- **TASK DETAILS**:
Copy out every line that contains "data".

- **EXERCISE MATERIAL**:
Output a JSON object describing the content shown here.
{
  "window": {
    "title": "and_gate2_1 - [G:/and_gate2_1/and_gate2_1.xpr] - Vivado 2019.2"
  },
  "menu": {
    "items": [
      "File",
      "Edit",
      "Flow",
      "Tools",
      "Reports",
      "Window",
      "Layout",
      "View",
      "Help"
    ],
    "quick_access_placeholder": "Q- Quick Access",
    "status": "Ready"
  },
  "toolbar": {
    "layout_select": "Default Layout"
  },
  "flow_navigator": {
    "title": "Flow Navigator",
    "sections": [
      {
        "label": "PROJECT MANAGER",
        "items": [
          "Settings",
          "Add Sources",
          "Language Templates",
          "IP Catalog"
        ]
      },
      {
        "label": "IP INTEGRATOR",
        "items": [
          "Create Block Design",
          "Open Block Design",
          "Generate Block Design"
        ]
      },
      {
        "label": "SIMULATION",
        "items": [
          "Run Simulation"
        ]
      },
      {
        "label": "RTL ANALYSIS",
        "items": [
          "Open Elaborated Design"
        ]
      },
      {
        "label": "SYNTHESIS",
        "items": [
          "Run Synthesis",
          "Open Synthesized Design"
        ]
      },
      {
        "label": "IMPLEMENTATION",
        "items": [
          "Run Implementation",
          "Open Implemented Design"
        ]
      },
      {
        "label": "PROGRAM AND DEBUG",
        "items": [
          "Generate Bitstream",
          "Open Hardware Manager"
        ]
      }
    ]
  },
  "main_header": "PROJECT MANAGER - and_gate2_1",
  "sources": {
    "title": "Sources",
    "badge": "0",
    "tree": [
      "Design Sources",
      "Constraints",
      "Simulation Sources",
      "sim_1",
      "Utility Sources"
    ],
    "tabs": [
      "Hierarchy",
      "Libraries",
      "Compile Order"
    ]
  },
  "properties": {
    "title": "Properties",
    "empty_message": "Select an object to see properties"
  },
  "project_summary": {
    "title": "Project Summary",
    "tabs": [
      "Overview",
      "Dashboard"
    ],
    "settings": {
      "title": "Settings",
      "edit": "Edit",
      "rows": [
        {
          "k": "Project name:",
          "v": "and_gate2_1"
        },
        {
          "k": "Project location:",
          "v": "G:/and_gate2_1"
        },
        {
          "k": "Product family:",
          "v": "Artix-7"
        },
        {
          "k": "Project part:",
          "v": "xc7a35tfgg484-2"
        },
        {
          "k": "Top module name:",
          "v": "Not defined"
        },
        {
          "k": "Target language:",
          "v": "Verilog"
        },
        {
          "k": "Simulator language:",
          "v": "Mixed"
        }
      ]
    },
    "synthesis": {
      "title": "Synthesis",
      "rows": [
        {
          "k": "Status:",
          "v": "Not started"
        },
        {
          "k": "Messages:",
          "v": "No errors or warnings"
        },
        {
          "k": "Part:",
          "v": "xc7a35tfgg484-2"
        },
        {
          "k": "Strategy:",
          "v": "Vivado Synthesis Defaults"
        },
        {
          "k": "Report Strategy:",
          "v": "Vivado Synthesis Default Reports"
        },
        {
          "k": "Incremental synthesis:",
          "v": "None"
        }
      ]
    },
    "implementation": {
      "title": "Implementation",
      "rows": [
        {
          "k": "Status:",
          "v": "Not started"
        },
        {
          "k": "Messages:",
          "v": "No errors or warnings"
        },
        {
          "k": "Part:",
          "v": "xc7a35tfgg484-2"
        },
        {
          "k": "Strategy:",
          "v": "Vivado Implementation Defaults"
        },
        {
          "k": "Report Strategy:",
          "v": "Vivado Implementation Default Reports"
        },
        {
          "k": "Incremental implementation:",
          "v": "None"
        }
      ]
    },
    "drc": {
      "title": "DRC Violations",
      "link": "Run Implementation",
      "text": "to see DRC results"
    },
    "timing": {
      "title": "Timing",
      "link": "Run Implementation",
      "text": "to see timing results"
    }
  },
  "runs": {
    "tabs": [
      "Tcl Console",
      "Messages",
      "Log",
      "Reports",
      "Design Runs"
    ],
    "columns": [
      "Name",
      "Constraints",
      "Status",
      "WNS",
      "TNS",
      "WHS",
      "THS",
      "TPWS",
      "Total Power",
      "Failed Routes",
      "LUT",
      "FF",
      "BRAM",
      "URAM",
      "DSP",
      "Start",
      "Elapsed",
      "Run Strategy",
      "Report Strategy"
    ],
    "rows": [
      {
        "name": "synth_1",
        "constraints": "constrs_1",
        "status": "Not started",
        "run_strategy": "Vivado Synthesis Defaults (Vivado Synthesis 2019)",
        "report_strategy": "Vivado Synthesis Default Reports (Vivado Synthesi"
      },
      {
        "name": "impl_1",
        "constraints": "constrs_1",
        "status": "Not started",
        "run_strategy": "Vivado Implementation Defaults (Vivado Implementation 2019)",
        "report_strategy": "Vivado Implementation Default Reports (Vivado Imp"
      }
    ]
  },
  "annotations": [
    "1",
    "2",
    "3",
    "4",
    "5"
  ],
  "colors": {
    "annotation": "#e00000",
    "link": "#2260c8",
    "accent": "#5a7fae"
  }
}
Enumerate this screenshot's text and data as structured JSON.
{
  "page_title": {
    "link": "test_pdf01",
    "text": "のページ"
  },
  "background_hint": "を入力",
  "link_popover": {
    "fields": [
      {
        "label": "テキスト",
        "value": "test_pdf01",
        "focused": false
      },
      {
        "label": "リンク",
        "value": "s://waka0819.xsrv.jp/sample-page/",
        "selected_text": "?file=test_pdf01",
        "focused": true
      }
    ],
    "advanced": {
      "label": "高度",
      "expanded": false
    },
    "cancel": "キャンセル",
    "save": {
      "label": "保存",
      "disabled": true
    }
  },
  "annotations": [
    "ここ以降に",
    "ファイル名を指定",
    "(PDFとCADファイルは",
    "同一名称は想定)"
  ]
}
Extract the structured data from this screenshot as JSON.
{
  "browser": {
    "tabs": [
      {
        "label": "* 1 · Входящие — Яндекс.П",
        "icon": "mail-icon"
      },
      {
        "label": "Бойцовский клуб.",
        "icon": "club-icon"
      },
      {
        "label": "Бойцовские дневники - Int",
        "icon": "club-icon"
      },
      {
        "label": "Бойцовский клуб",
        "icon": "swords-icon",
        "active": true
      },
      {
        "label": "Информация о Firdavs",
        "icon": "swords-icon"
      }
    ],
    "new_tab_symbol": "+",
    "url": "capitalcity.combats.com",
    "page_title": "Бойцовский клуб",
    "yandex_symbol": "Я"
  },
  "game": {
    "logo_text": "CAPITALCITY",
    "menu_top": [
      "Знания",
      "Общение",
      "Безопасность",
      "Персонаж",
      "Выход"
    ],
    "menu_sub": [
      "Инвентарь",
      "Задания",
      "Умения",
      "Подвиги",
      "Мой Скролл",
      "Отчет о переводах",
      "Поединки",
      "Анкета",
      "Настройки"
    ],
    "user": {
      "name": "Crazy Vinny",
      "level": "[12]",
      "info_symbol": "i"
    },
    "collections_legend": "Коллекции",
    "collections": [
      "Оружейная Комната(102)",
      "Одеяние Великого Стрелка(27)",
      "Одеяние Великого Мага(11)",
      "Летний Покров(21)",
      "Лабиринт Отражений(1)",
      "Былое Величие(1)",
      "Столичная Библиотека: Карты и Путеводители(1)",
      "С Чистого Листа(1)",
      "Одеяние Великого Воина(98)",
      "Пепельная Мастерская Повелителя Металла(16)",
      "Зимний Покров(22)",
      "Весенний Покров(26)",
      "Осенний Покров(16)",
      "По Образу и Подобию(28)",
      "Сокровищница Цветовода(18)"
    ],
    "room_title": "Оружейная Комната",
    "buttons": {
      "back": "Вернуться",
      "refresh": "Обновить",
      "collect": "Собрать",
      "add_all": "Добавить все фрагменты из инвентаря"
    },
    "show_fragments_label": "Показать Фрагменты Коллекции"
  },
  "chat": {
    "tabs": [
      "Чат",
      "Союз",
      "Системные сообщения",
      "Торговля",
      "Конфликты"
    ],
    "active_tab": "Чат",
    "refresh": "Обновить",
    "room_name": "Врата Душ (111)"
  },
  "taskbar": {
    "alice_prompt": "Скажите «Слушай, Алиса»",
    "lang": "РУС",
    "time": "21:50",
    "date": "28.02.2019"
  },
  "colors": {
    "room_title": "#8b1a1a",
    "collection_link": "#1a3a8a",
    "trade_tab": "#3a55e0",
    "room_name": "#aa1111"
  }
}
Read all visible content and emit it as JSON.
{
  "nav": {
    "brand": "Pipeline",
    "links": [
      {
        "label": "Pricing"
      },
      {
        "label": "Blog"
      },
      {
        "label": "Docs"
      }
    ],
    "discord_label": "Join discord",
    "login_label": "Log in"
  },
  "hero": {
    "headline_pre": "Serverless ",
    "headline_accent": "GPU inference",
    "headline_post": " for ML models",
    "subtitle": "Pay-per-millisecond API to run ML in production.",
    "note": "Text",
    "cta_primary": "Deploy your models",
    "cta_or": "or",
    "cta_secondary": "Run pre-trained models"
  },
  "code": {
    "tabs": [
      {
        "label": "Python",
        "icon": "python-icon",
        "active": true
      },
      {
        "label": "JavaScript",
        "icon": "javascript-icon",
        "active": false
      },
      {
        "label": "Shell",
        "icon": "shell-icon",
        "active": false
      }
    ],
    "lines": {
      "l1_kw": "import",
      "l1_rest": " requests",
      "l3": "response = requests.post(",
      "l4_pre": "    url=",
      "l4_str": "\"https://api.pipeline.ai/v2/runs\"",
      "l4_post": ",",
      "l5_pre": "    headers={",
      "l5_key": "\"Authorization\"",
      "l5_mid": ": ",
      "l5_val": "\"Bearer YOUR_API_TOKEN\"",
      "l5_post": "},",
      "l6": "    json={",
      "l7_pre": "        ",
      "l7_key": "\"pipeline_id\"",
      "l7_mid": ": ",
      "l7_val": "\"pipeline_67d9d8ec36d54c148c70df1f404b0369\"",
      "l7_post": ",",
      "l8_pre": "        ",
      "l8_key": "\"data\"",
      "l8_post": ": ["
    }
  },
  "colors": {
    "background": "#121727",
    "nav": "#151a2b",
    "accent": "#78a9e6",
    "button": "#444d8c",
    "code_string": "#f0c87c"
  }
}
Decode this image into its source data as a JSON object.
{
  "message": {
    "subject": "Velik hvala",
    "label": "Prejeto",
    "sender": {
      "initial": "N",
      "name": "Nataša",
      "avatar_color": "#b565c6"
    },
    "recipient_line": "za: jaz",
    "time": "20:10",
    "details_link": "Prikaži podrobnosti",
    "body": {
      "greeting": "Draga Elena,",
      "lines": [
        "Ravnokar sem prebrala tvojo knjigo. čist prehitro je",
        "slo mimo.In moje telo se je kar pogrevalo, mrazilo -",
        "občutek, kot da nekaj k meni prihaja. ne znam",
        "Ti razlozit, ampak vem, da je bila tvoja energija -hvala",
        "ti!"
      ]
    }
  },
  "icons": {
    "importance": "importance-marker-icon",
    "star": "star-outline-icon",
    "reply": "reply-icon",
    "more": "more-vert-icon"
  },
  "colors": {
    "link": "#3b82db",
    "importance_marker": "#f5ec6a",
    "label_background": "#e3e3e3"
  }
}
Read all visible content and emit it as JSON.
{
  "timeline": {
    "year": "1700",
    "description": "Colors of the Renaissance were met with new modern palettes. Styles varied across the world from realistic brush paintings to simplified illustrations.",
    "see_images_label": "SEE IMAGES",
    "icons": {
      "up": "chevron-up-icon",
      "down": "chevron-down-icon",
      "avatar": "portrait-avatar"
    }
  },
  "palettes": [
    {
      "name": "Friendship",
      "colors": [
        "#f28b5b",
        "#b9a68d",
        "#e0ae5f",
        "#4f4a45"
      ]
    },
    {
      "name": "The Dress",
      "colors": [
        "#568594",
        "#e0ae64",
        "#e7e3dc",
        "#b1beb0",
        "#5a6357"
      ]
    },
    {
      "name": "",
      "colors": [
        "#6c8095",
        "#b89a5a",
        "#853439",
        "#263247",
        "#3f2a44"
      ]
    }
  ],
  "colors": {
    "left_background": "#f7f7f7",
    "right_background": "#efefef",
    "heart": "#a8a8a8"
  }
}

- **THE ANSWER**:
Enumerate this screenshot's text and data as structured JSON.
Extract the structured data from this screenshot as JSON.
      "l8_key": "\"data\"",
Decode this image into its source data as a JSON object.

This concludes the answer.